[Dataset rows]
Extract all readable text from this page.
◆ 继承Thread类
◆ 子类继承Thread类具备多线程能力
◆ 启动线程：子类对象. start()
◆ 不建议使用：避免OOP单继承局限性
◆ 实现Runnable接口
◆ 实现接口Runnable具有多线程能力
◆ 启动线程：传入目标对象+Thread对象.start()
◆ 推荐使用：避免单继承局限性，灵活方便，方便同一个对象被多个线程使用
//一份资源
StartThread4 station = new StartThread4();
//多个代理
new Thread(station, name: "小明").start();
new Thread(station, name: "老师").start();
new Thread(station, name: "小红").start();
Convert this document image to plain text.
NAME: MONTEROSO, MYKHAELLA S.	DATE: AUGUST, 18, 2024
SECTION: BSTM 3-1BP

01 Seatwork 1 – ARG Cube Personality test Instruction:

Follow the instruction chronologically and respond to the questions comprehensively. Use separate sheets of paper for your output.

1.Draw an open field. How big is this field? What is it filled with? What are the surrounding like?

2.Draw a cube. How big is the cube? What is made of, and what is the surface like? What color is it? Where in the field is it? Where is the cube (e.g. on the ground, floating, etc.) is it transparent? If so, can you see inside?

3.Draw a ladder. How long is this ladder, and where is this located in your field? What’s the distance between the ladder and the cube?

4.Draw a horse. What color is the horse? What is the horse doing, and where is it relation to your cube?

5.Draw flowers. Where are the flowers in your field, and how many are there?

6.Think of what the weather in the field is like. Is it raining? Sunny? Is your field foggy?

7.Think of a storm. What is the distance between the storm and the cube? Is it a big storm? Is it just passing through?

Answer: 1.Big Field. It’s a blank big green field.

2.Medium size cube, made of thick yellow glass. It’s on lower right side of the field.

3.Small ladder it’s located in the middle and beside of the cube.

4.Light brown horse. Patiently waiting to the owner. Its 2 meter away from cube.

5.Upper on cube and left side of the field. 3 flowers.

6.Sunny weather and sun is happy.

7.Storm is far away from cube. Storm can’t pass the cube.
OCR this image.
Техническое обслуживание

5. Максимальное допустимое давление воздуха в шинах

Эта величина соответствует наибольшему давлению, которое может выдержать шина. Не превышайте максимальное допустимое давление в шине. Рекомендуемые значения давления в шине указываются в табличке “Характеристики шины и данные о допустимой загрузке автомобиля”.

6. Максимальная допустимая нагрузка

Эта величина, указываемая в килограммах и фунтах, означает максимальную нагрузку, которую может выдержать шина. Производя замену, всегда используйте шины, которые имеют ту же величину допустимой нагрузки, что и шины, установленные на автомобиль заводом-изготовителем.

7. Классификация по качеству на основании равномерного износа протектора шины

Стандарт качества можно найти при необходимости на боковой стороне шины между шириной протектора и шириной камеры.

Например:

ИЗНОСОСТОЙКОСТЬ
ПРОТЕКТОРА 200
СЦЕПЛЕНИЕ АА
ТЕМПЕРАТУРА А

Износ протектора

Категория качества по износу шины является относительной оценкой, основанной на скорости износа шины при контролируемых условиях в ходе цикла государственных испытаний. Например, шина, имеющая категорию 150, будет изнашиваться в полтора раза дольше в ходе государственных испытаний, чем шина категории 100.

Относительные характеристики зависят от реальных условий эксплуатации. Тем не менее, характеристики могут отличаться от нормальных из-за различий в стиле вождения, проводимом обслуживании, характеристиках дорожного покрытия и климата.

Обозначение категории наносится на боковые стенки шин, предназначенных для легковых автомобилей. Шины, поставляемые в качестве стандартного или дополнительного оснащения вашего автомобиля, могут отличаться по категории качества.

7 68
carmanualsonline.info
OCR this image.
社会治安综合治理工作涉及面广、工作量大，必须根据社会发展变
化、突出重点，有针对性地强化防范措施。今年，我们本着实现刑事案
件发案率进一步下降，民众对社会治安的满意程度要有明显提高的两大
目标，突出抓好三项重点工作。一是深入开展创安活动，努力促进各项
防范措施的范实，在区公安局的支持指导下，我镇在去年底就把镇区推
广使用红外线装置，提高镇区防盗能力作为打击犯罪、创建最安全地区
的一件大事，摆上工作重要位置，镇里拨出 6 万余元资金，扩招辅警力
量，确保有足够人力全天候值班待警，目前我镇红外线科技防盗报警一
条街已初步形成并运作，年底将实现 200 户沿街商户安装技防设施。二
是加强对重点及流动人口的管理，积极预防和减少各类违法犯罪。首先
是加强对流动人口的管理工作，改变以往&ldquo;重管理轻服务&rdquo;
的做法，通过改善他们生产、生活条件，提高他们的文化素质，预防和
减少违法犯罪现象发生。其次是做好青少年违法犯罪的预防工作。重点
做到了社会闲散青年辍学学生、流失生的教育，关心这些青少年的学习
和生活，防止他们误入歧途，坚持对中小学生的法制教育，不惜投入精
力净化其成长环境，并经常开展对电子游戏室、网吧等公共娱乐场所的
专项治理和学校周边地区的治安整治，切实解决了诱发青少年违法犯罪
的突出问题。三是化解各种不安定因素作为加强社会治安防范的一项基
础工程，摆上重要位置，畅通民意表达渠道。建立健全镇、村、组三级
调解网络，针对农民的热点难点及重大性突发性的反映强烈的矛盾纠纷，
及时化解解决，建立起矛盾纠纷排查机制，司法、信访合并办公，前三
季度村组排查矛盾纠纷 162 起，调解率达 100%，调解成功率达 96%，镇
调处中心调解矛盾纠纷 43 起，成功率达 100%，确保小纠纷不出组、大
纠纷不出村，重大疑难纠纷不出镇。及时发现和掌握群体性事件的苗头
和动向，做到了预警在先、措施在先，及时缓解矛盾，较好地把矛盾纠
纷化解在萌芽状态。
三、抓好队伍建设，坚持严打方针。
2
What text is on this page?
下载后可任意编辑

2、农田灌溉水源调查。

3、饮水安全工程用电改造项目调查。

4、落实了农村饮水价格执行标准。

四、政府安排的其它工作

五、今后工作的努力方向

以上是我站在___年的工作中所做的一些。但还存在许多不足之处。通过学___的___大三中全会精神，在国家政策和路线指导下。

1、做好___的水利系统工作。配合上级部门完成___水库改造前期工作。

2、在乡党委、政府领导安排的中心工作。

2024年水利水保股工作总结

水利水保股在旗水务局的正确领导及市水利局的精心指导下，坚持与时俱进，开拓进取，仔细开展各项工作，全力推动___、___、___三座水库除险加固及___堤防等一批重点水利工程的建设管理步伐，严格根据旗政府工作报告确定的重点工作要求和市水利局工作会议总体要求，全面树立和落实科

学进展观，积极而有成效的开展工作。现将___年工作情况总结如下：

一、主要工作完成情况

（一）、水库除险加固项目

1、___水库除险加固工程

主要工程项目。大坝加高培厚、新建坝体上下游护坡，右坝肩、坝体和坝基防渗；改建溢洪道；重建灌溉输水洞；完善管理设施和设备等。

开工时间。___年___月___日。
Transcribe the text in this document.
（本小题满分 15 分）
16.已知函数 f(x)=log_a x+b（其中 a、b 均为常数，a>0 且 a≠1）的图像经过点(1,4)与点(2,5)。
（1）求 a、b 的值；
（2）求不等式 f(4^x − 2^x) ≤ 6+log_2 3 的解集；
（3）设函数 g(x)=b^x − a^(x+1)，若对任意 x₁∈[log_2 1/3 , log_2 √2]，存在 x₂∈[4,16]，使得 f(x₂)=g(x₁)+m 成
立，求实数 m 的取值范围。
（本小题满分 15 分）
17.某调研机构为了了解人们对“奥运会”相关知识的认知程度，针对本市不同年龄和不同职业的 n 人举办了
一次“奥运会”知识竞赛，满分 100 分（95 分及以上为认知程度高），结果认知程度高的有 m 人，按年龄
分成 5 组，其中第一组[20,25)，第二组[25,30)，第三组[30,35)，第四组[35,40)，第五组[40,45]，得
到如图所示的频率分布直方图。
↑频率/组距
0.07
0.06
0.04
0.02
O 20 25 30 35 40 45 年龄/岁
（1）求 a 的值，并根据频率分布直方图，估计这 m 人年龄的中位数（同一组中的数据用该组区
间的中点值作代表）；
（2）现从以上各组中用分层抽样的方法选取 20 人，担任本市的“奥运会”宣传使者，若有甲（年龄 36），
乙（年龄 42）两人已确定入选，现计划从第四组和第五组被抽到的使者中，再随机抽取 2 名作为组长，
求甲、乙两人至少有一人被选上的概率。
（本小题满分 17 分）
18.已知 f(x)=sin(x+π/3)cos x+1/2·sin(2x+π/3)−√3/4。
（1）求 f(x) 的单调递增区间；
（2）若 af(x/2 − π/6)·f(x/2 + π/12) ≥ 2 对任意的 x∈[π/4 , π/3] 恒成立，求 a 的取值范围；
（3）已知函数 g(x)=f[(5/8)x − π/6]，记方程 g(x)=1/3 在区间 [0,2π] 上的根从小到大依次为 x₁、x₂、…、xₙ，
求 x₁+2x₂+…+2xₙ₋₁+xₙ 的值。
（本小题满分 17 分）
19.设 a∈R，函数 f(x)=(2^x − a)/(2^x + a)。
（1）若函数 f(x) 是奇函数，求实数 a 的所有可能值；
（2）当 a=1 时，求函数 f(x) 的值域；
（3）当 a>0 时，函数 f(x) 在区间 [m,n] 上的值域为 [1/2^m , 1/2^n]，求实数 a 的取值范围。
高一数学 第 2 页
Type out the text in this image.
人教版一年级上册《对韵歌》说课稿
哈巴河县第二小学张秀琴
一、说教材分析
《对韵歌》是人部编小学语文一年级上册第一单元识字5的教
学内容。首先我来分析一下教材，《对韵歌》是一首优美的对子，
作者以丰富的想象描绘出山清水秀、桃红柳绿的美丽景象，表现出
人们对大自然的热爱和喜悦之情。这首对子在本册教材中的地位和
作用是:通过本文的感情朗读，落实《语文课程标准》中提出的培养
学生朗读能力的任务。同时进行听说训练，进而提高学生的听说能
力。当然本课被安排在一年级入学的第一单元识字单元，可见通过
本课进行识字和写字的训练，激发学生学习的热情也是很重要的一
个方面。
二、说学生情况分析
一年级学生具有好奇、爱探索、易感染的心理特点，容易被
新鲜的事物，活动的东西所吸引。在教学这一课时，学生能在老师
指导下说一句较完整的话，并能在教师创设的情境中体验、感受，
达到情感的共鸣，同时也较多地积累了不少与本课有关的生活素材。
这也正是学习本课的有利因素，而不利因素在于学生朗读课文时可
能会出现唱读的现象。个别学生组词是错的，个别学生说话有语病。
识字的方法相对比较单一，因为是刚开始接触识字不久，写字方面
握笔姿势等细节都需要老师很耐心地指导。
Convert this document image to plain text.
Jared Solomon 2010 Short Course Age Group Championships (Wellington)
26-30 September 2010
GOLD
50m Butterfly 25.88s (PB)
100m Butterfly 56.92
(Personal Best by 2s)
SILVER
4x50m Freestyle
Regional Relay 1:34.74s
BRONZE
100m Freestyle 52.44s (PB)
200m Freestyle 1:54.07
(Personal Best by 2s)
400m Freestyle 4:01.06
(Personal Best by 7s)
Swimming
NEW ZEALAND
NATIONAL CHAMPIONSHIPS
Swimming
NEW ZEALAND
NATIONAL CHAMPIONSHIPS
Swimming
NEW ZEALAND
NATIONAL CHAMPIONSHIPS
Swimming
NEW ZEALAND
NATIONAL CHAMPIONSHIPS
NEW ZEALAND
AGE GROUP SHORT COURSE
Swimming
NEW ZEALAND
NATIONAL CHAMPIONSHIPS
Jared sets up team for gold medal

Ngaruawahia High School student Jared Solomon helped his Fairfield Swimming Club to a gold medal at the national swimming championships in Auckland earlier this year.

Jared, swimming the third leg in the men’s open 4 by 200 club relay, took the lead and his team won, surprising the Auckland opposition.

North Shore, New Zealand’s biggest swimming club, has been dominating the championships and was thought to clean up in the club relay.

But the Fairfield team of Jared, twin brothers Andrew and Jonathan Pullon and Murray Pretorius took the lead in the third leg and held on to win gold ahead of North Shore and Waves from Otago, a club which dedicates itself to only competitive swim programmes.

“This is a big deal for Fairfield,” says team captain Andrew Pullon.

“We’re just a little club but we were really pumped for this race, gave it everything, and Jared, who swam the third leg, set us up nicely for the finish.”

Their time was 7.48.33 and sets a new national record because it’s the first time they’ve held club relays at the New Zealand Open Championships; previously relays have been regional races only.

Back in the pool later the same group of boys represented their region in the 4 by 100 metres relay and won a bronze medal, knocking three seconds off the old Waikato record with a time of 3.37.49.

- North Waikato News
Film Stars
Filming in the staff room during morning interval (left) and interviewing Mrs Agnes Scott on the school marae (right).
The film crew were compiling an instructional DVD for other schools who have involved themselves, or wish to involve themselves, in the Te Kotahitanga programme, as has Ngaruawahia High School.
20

### Stated task
Using the records above, say how many lines include the string "weather". Only the number is wanted.

### The reply
2